Collected data entries:
....

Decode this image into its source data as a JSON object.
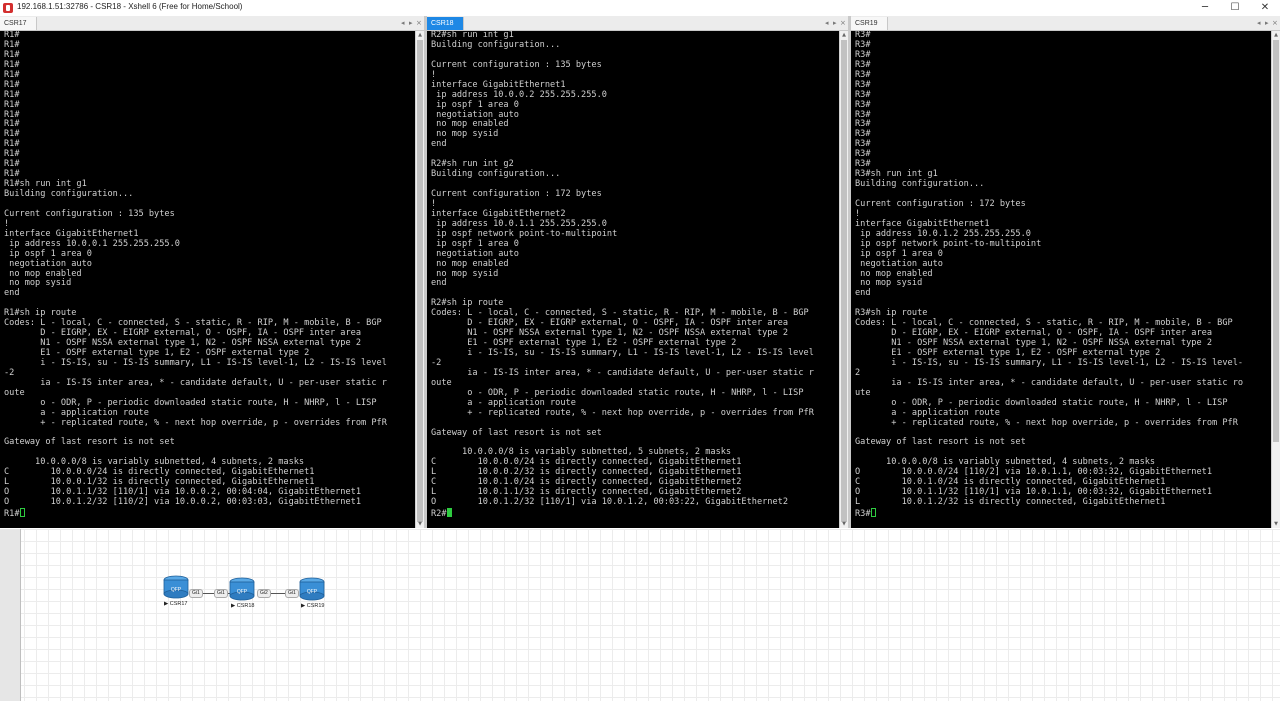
{
  "window": {
    "title": "192.168.1.51:32786 - CSR18 - Xshell 6 (Free for Home/School)",
    "controls": {
      "minimize": "─",
      "maximize": "☐",
      "close": "✕"
    }
  },
  "panes": {
    "left": {
      "tab_label": "CSR17",
      "lines": [
        "R1#",
        "R1#",
        "R1#",
        "R1#",
        "R1#",
        "R1#",
        "R1#",
        "R1#",
        "R1#",
        "R1#",
        "R1#",
        "R1#",
        "R1#",
        "R1#",
        "R1#",
        "R1#sh run int g1",
        "Building configuration...",
        "",
        "Current configuration : 135 bytes",
        "!",
        "interface GigabitEthernet1",
        " ip address 10.0.0.1 255.255.255.0",
        " ip ospf 1 area 0",
        " negotiation auto",
        " no mop enabled",
        " no mop sysid",
        "end",
        "",
        "R1#sh ip route",
        "Codes: L - local, C - connected, S - static, R - RIP, M - mobile, B - BGP",
        "       D - EIGRP, EX - EIGRP external, O - OSPF, IA - OSPF inter area",
        "       N1 - OSPF NSSA external type 1, N2 - OSPF NSSA external type 2",
        "       E1 - OSPF external type 1, E2 - OSPF external type 2",
        "       i - IS-IS, su - IS-IS summary, L1 - IS-IS level-1, L2 - IS-IS level",
        "-2",
        "       ia - IS-IS inter area, * - candidate default, U - per-user static r",
        "oute",
        "       o - ODR, P - periodic downloaded static route, H - NHRP, l - LISP",
        "       a - application route",
        "       + - replicated route, % - next hop override, p - overrides from PfR",
        "",
        "Gateway of last resort is not set",
        "",
        "      10.0.0.0/8 is variably subnetted, 4 subnets, 2 masks",
        "C        10.0.0.0/24 is directly connected, GigabitEthernet1",
        "L        10.0.0.1/32 is directly connected, GigabitEthernet1",
        "O        10.0.1.1/32 [110/1] via 10.0.0.2, 00:04:04, GigabitEthernet1",
        "O        10.0.1.2/32 [110/2] via 10.0.0.2, 00:03:03, GigabitEthernet1"
      ],
      "prompt": "R1#"
    },
    "middle": {
      "tab_label": "CSR18",
      "lines": [
        "R2#sh run int g1",
        "Building configuration...",
        "",
        "Current configuration : 135 bytes",
        "!",
        "interface GigabitEthernet1",
        " ip address 10.0.0.2 255.255.255.0",
        " ip ospf 1 area 0",
        " negotiation auto",
        " no mop enabled",
        " no mop sysid",
        "end",
        "",
        "R2#sh run int g2",
        "Building configuration...",
        "",
        "Current configuration : 172 bytes",
        "!",
        "interface GigabitEthernet2",
        " ip address 10.0.1.1 255.255.255.0",
        " ip ospf network point-to-multipoint",
        " ip ospf 1 area 0",
        " negotiation auto",
        " no mop enabled",
        " no mop sysid",
        "end",
        "",
        "R2#sh ip route",
        "Codes: L - local, C - connected, S - static, R - RIP, M - mobile, B - BGP",
        "       D - EIGRP, EX - EIGRP external, O - OSPF, IA - OSPF inter area",
        "       N1 - OSPF NSSA external type 1, N2 - OSPF NSSA external type 2",
        "       E1 - OSPF external type 1, E2 - OSPF external type 2",
        "       i - IS-IS, su - IS-IS summary, L1 - IS-IS level-1, L2 - IS-IS level",
        "-2",
        "       ia - IS-IS inter area, * - candidate default, U - per-user static r",
        "oute",
        "       o - ODR, P - periodic downloaded static route, H - NHRP, l - LISP",
        "       a - application route",
        "       + - replicated route, % - next hop override, p - overrides from PfR",
        "",
        "Gateway of last resort is not set",
        "",
        "      10.0.0.0/8 is variably subnetted, 5 subnets, 2 masks",
        "C        10.0.0.0/24 is directly connected, GigabitEthernet1",
        "L        10.0.0.2/32 is directly connected, GigabitEthernet1",
        "C        10.0.1.0/24 is directly connected, GigabitEthernet2",
        "L        10.0.1.1/32 is directly connected, GigabitEthernet2",
        "O        10.0.1.2/32 [110/1] via 10.0.1.2, 00:03:22, GigabitEthernet2"
      ],
      "prompt": "R2#"
    },
    "right": {
      "tab_label": "CSR19",
      "lines": [
        "R3#",
        "R3#",
        "R3#",
        "R3#",
        "R3#",
        "R3#",
        "R3#",
        "R3#",
        "R3#",
        "R3#",
        "R3#",
        "R3#",
        "R3#",
        "R3#",
        "R3#sh run int g1",
        "Building configuration...",
        "",
        "Current configuration : 172 bytes",
        "!",
        "interface GigabitEthernet1",
        " ip address 10.0.1.2 255.255.255.0",
        " ip ospf network point-to-multipoint",
        " ip ospf 1 area 0",
        " negotiation auto",
        " no mop enabled",
        " no mop sysid",
        "end",
        "",
        "R3#sh ip route",
        "Codes: L - local, C - connected, S - static, R - RIP, M - mobile, B - BGP",
        "       D - EIGRP, EX - EIGRP external, O - OSPF, IA - OSPF inter area",
        "       N1 - OSPF NSSA external type 1, N2 - OSPF NSSA external type 2",
        "       E1 - OSPF external type 1, E2 - OSPF external type 2",
        "       i - IS-IS, su - IS-IS summary, L1 - IS-IS level-1, L2 - IS-IS level-",
        "2",
        "       ia - IS-IS inter area, * - candidate default, U - per-user static ro",
        "ute",
        "       o - ODR, P - periodic downloaded static route, H - NHRP, l - LISP",
        "       a - application route",
        "       + - replicated route, % - next hop override, p - overrides from PfR",
        "",
        "Gateway of last resort is not set",
        "",
        "      10.0.0.0/8 is variably subnetted, 4 subnets, 2 masks",
        "O        10.0.0.0/24 [110/2] via 10.0.1.1, 00:03:32, GigabitEthernet1",
        "C        10.0.1.0/24 is directly connected, GigabitEthernet1",
        "O        10.0.1.1/32 [110/1] via 10.0.1.1, 00:03:32, GigabitEthernet1",
        "L        10.0.1.2/32 is directly connected, GigabitEthernet1"
      ],
      "prompt": "R3#"
    }
  },
  "topology": {
    "nodes": [
      {
        "label": "CSR17",
        "icon_text": "QFP"
      },
      {
        "label": "CSR18",
        "icon_text": "QFP"
      },
      {
        "label": "CSR19",
        "icon_text": "QFP"
      }
    ],
    "links": [
      {
        "label": "Gi1"
      },
      {
        "label": "Gi1"
      },
      {
        "label": "Gi2"
      },
      {
        "label": "Gi1"
      }
    ]
  },
  "colors": {
    "terminal_bg": "#000000",
    "terminal_fg": "#d0d0d0",
    "active_tab": "#1e88e5",
    "cursor": "#2ecc40",
    "router_icon": "#3a8fd6"
  }
}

....

Without the pictures, restate each entry exactly.

§ **Final result**
Decode this image into its source data as a JSON object.
{
  "window": {
    "title": "192.168.1.51:32786 - CSR18 - Xshell 6 (Free for Home/School)",
    "controls": {
      "minimize": "─",
      "maximize": "☐",
      "close": "✕"
    }
  },
  "panes": {
    "left": {
      "tab_label": "CSR17",
      "lines": [
        "R1#",
        "R1#",
        "R1#",
        "R1#",
        "R1#",
        "R1#",
        "R1#",
        "R1#",
        "R1#",
        "R1#",
        "R1#",
        "R1#",
        "R1#",
        "R1#",
        "R1#",
        "R1#sh run int g1",
        "Building configuration...",
        "",
        "Current configuration : 135 bytes",
        "!",
        "interface GigabitEthernet1",
        " ip address 10.0.0.1 255.255.255.0",
        " ip ospf 1 area 0",
        " negotiation auto",
        " no mop enabled",
        " no mop sysid",
        "end",
        "",
        "R1#sh ip route",
        "Codes: L - local, C - connected, S - static, R - RIP, M - mobile, B - BGP",
        "       D - EIGRP, EX - EIGRP external, O - OSPF, IA - OSPF inter area",
        "       N1 - OSPF NSSA external type 1, N2 - OSPF NSSA external type 2",
        "       E1 - OSPF external type 1, E2 - OSPF external type 2",
        "       i - IS-IS, su - IS-IS summary, L1 - IS-IS level-1, L2 - IS-IS level",
        "-2",
        "       ia - IS-IS inter area, * - candidate default, U - per-user static r",
        "oute",
        "       o - ODR, P - periodic downloaded static route, H - NHRP, l - LISP",
        "       a - application route",
        "       + - replicated route, % - next hop override, p - overrides from PfR",
        "",
        "Gateway of last resort is not set",
        "",
        "      10.0.0.0/8 is variably subnetted, 4 subnets, 2 masks",
        "C        10.0.0.0/24 is directly connected, GigabitEthernet1",
        "L        10.0.0.1/32 is directly connected, GigabitEthernet1",
        "O        10.0.1.1/32 [110/1] via 10.0.0.2, 00:04:04, GigabitEthernet1",
        "O        10.0.1.2/32 [110/2] via 10.0.0.2, 00:03:03, GigabitEthernet1"
      ],
      "prompt": "R1#"
    },
    "middle": {
      "tab_label": "CSR18",
      "lines": [
        "R2#sh run int g1",
        "Building configuration...",
        "",
        "Current configuration : 135 bytes",
        "!",
        "interface GigabitEthernet1",
        " ip address 10.0.0.2 255.255.255.0",
        " ip ospf 1 area 0",
        " negotiation auto",
        " no mop enabled",
        " no mop sysid",
        "end",
        "",
        "R2#sh run int g2",
        "Building configuration...",
        "",
        "Current configuration : 172 bytes",
        "!",
        "interface GigabitEthernet2",
        " ip address 10.0.1.1 255.255.255.0",
        " ip ospf network point-to-multipoint",
        " ip ospf 1 area 0",
        " negotiation auto",
        " no mop enabled",
        " no mop sysid",
        "end",
        "",
        "R2#sh ip route",
        "Codes: L - local, C - connected, S - static, R - RIP, M - mobile, B - BGP",
        "       D - EIGRP, EX - EIGRP external, O - OSPF, IA - OSPF inter area",
        "       N1 - OSPF NSSA external type 1, N2 - OSPF NSSA external type 2",
        "       E1 - OSPF external type 1, E2 - OSPF external type 2",
        "       i - IS-IS, su - IS-IS summary, L1 - IS-IS level-1, L2 - IS-IS level",
        "-2",
        "       ia - IS-IS inter area, * - candidate default, U - per-user static r",
        "oute",
        "       o - ODR, P - periodic downloaded static route, H - NHRP, l - LISP",
        "       a - application route",
        "       + - replicated route, % - next hop override, p - overrides from PfR",
        "",
        "Gateway of last resort is not set",
        "",
        "      10.0.0.0/8 is variably subnetted, 5 subnets, 2 masks",
        "C        10.0.0.0/24 is directly connected, GigabitEthernet1",
        "L        10.0.0.2/32 is directly connected, GigabitEthernet1",
        "C        10.0.1.0/24 is directly connected, GigabitEthernet2",
        "L        10.0.1.1/32 is directly connected, GigabitEthernet2",
        "O        10.0.1.2/32 [110/1] via 10.0.1.2, 00:03:22, GigabitEthernet2"
      ],
      "prompt": "R2#"
    },
    "right": {
      "tab_label": "CSR19",
      "lines": [
        "R3#",
        "R3#",
        "R3#",
        "R3#",
        "R3#",
        "R3#",
        "R3#",
        "R3#",
        "R3#",
        "R3#",
        "R3#",
        "R3#",
        "R3#",
        "R3#",
        "R3#sh run int g1",
        "Building configuration...",
        "",
        "Current configuration : 172 bytes",
        "!",
        "interface GigabitEthernet1",
        " ip address 10.0.1.2 255.255.255.0",
        " ip ospf network point-to-multipoint",
        " ip ospf 1 area 0",
        " negotiation auto",
        " no mop enabled",
        " no mop sysid",
        "end",
        "",
        "R3#sh ip route",
        "Codes: L - local, C - connected, S - static, R - RIP, M - mobile, B - BGP",
        "       D - EIGRP, EX - EIGRP external, O - OSPF, IA - OSPF inter area",
        "       N1 - OSPF NSSA external type 1, N2 - OSPF NSSA external type 2",
        "       E1 - OSPF external type 1, E2 - OSPF external type 2",
        "       i - IS-IS, su - IS-IS summary, L1 - IS-IS level-1, L2 - IS-IS level-",
        "2",
        "       ia - IS-IS inter area, * - candidate default, U - per-user static ro",
        "ute",
        "       o - ODR, P - periodic downloaded static route, H - NHRP, l - LISP",
        "       a - application route",
        "       + - replicated route, % - next hop override, p - overrides from PfR",
        "",
        "Gateway of last resort is not set",
        "",
        "      10.0.0.0/8 is variably subnetted, 4 subnets, 2 masks",
        "O        10.0.0.0/24 [110/2] via 10.0.1.1, 00:03:32, GigabitEthernet1",
        "C        10.0.1.0/24 is directly connected, GigabitEthernet1",
        "O        10.0.1.1/32 [110/1] via 10.0.1.1, 00:03:32, GigabitEthernet1",
        "L        10.0.1.2/32 is directly connected, GigabitEthernet1"
      ],
      "prompt": "R3#"
    }
  },
  "topology": {
    "nodes": [
      {
        "label": "CSR17",
        "icon_text": "QFP"
      },
      {
        "label": "CSR18",
        "icon_text": "QFP"
      },
      {
        "label": "CSR19",
        "icon_text": "QFP"
      }
    ],
    "links": [
      {
        "label": "Gi1"
      },
      {
        "label": "Gi1"
      },
      {
        "label": "Gi2"
      },
      {
        "label": "Gi1"
      }
    ]
  },
  "colors": {
    "terminal_bg": "#000000",
    "terminal_fg": "#d0d0d0",
    "active_tab": "#1e88e5",
    "cursor": "#2ecc40",
    "router_icon": "#3a8fd6"
  }
}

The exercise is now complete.